[Data records]
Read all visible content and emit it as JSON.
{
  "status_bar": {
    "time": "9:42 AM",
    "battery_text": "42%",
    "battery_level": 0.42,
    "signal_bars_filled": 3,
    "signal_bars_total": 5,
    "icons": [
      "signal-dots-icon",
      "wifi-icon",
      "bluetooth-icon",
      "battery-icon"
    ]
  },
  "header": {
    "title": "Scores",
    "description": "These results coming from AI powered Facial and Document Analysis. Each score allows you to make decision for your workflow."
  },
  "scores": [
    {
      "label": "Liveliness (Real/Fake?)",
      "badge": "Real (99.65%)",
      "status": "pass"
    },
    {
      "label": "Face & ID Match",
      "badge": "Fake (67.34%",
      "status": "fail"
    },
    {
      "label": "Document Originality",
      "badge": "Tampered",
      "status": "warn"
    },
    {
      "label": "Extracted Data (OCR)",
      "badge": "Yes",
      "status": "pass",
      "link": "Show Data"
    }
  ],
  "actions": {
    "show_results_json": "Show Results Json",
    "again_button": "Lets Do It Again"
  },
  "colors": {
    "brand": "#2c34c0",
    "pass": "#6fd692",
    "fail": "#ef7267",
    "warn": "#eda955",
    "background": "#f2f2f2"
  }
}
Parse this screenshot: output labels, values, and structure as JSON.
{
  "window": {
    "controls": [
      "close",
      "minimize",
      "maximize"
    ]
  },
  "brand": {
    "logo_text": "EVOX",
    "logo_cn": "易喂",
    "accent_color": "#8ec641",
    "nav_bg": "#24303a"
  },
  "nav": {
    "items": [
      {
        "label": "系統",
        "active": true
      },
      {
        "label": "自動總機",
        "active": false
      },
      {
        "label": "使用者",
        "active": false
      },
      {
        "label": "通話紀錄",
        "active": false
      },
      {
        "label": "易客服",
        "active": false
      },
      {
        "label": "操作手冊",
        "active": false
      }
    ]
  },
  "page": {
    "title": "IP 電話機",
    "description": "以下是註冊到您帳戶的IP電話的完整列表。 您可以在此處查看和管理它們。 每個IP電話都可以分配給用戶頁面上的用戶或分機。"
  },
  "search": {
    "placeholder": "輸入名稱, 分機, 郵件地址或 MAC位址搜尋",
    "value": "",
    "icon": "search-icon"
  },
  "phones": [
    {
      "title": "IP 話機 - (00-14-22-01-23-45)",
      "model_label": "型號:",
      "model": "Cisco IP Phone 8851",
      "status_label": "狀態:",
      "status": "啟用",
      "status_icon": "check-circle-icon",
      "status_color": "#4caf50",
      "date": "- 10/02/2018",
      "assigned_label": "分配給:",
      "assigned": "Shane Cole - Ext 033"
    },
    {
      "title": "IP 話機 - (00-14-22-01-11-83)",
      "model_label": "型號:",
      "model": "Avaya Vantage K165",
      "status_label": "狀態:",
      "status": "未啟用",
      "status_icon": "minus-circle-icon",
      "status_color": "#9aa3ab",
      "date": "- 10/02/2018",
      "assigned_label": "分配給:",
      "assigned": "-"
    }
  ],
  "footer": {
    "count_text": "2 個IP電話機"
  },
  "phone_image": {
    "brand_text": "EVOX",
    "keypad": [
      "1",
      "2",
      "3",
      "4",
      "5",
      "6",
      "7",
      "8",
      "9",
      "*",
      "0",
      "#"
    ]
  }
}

__Short exercise__. Go through the listing and print each line exactly as it appears.

__Task solution__.
Read all visible content and emit it as JSON.
{
  "status_bar": {
    "time": "9:42 AM",
    "battery_text": "42%",
    "battery_level": 0.42,
    "signal_bars_filled": 3,
    "signal_bars_total": 5,
    "icons": [
      "signal-dots-icon",
      "wifi-icon",
      "bluetooth-icon",
      "battery-icon"
    ]
  },
  "header": {
    "title": "Scores",
    "description": "These results coming from AI powered Facial and Document Analysis. Each score allows you to make decision for your workflow."
  },
  "scores": [
    {
      "label": "Liveliness (Real/Fake?)",
      "badge": "Real (99.65%)",
      "status": "pass"
    },
    {
      "label": "Face & ID Match",
      "badge": "Fake (67.34%",
      "status": "fail"
    },
    {
      "label": "Document Originality",
      "badge": "Tampered",
      "status": "warn"
    },
    {
      "label": "Extracted Data (OCR)",
      "badge": "Yes",
      "status": "pass",
      "link": "Show Data"
    }
  ],
  "actions": {
    "show_results_json": "Show Results Json",
    "again_button": "Lets Do It Again"
  },
  "colors": {
    "brand": "#2c34c0",
    "pass": "#6fd692",
    "fail": "#ef7267",
    "warn": "#eda955",
    "background": "#f2f2f2"
  }
}
Parse this screenshot: output labels, values, and structure as JSON.
{
  "window": {
    "controls": [
      "close",
      "minimize",
      "maximize"
    ]
  },
  "brand": {
    "logo_text": "EVOX",
    "logo_cn": "易喂",
    "accent_color": "#8ec641",
    "nav_bg": "#24303a"
  },
  "nav": {
    "items": [
      {
        "label": "系統",
        "active": true
      },
      {
        "label": "自動總機",
        "active": false
      },
      {
        "label": "使用者",
        "active": false
      },
      {
        "label": "通話紀錄",
        "active": false
      },
      {
        "label": "易客服",
        "active": false
      },
      {
        "label": "操作手冊",
        "active": false
      }
    ]
  },
  "page": {
    "title": "IP 電話機",
    "description": "以下是註冊到您帳戶的IP電話的完整列表。 您可以在此處查看和管理它們。 每個IP電話都可以分配給用戶頁面上的用戶或分機。"
  },
  "search": {
    "placeholder": "輸入名稱, 分機, 郵件地址或 MAC位址搜尋",
    "value": "",
    "icon": "search-icon"
  },
  "phones": [
    {
      "title": "IP 話機 - (00-14-22-01-23-45)",
      "model_label": "型號:",
      "model": "Cisco IP Phone 8851",
      "status_label": "狀態:",
      "status": "啟用",
      "status_icon": "check-circle-icon",
      "status_color": "#4caf50",
      "date": "- 10/02/2018",
      "assigned_label": "分配給:",
      "assigned": "Shane Cole - Ext 033"
    },
    {
      "title": "IP 話機 - (00-14-22-01-11-83)",
      "model_label": "型號:",
      "model": "Avaya Vantage K165",
      "status_label": "狀態:",
      "status": "未啟用",
      "status_icon": "minus-circle-icon",
      "status_color": "#9aa3ab",
      "date": "- 10/02/2018",
      "assigned_label": "分配給:",
      "assigned": "-"
    }
  ],
  "footer": {
    "count_text": "2 個IP電話機"
  },
  "phone_image": {
    "brand_text": "EVOX",
    "keypad": [
      "1",
      "2",
      "3",
      "4",
      "5",
      "6",
      "7",
      "8",
      "9",
      "*",
      "0",
      "#"
    ]
  }
}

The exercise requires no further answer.